#### [Work to complete]
Reproduce, character for character, the entries from the line containing "quote-name: 美原油主连 [1200, 6, 1265, 22]" through the line containing "x-tick-label: 2025 [8, 621, 41, 636]", including both of those lines.

#### [Listed entries]
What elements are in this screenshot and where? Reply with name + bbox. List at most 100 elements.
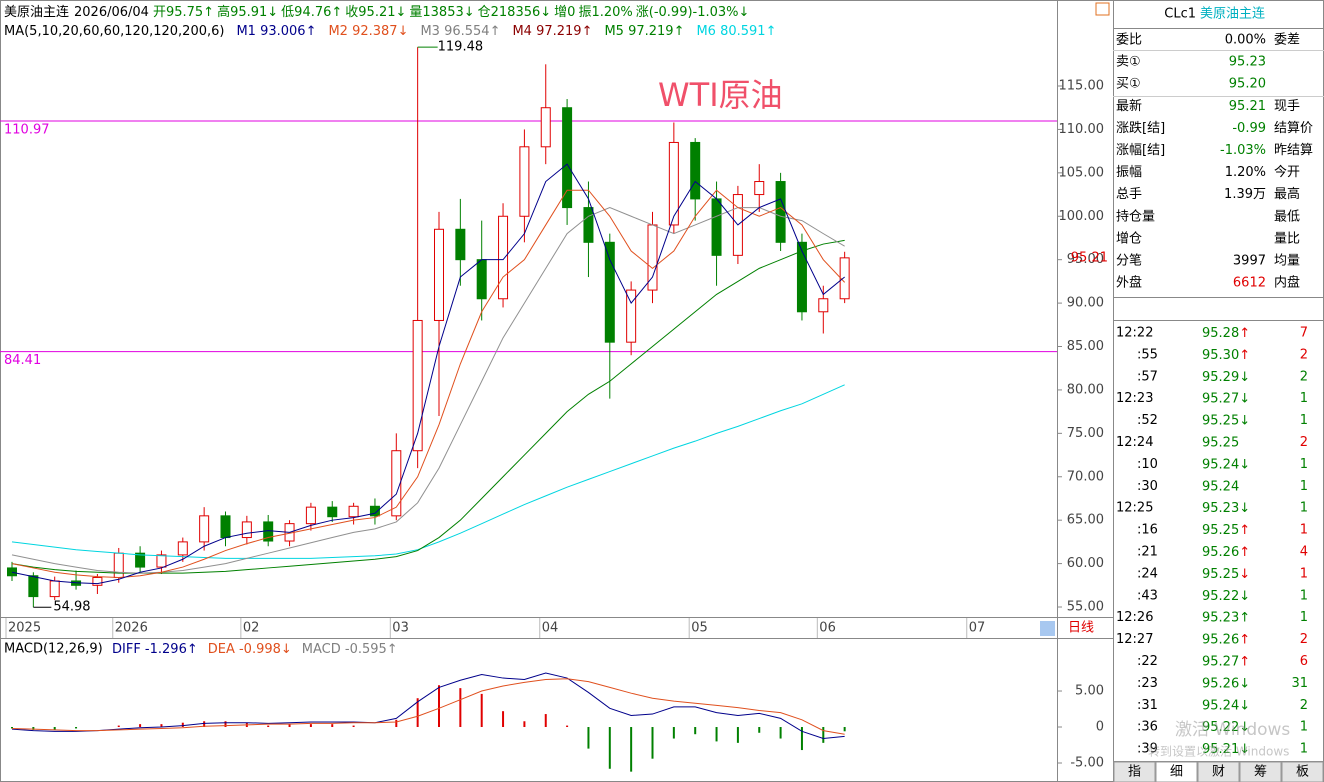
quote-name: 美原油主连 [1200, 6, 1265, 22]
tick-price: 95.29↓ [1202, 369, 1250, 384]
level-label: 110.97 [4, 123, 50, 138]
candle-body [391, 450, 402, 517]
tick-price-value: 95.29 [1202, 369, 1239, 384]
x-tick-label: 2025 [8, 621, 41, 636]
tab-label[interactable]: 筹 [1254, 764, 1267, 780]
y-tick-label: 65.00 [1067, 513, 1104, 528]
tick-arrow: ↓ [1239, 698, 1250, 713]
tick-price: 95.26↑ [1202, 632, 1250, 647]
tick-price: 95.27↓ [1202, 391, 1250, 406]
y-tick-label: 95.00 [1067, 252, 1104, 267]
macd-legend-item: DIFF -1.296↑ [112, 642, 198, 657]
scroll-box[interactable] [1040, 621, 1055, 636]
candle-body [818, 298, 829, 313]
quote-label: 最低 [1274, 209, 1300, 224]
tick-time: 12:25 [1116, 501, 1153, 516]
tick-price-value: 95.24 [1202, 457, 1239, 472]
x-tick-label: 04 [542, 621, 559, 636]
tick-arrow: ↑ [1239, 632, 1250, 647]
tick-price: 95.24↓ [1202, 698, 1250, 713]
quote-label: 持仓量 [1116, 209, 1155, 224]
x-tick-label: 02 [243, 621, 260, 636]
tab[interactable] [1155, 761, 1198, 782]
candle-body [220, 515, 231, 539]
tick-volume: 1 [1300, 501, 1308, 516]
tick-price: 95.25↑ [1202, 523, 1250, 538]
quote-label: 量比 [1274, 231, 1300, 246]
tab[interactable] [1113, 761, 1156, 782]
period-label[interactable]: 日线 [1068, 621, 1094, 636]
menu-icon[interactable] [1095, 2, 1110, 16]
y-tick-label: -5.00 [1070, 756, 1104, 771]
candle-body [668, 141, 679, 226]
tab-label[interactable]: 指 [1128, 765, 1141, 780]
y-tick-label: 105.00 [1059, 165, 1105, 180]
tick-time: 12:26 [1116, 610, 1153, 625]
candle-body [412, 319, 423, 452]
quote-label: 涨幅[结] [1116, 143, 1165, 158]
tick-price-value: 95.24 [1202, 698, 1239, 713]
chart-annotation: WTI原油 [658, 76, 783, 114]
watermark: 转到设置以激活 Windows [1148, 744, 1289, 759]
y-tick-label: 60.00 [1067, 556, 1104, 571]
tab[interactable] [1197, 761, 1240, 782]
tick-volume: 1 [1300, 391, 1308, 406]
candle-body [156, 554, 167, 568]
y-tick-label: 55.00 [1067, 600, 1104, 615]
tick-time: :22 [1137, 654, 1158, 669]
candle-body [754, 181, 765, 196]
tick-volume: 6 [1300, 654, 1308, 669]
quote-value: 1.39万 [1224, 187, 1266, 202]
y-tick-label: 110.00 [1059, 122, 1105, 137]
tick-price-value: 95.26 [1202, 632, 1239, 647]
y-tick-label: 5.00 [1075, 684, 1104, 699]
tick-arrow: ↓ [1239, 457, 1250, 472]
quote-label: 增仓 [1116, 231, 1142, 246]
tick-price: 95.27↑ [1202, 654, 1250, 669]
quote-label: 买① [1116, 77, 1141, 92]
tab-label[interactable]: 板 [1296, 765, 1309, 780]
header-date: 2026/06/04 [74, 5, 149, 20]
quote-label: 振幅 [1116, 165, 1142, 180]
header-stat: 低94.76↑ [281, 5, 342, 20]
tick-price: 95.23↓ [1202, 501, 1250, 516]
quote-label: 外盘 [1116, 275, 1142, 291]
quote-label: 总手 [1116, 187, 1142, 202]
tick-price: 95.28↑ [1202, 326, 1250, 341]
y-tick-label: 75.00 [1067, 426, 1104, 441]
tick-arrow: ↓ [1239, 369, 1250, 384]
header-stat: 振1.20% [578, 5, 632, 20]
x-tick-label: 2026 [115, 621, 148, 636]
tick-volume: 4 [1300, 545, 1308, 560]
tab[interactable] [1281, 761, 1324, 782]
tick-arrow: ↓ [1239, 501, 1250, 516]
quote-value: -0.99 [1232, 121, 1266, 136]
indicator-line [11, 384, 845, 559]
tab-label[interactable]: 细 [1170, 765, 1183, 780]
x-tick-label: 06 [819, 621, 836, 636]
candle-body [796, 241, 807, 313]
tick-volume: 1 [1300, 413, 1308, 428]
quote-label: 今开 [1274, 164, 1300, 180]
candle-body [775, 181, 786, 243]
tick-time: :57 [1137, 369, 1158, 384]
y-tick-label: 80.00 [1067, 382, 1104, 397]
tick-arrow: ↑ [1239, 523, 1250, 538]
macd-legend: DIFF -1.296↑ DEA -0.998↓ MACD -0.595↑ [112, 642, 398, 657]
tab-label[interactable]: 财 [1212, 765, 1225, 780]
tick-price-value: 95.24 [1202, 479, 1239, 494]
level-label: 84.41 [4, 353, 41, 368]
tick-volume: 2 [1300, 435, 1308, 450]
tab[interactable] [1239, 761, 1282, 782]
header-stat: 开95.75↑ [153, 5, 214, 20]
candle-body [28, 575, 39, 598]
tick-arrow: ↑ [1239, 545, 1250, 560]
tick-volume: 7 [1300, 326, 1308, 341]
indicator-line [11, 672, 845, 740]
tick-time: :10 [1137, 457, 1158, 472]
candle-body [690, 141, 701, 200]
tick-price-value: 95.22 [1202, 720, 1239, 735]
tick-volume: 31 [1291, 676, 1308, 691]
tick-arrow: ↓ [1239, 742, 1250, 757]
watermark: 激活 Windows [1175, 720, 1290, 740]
==
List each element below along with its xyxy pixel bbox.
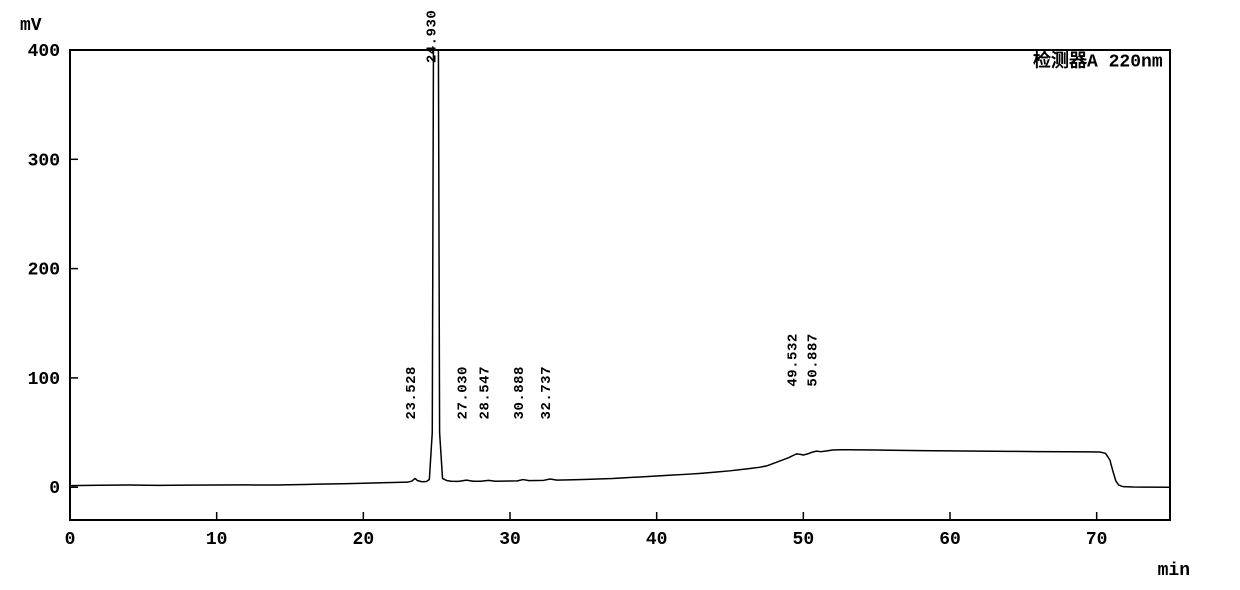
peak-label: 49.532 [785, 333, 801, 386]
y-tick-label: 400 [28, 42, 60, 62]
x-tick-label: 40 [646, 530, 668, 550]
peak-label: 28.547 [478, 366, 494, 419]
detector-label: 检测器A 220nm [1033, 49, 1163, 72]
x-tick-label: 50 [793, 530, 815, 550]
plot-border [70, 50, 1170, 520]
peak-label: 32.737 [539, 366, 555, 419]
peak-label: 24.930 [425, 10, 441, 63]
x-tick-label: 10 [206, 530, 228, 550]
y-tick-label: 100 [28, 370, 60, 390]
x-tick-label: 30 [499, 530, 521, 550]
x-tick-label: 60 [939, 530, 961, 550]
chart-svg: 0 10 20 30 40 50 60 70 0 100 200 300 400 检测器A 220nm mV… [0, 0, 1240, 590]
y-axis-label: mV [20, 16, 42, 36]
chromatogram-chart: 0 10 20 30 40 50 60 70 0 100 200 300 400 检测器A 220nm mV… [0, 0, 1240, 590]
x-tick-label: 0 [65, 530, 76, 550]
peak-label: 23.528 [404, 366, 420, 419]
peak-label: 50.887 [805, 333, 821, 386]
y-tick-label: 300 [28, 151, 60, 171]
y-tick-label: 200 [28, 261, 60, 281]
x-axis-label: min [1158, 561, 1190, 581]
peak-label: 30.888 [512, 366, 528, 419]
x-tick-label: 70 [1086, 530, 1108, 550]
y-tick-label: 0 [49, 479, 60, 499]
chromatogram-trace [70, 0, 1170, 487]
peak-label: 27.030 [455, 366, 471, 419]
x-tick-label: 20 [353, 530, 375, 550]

#### [Task response]
quote-name: 美原油主连 [1200, 6, 1265, 22]
tick-price: 95.29↓ [1202, 369, 1250, 384]
level-label: 110.97 [4, 123, 50, 138]
candle-body [391, 450, 402, 517]
tick-price-value: 95.29 [1202, 369, 1239, 384]
x-tick-label: 2025 [8, 621, 41, 636]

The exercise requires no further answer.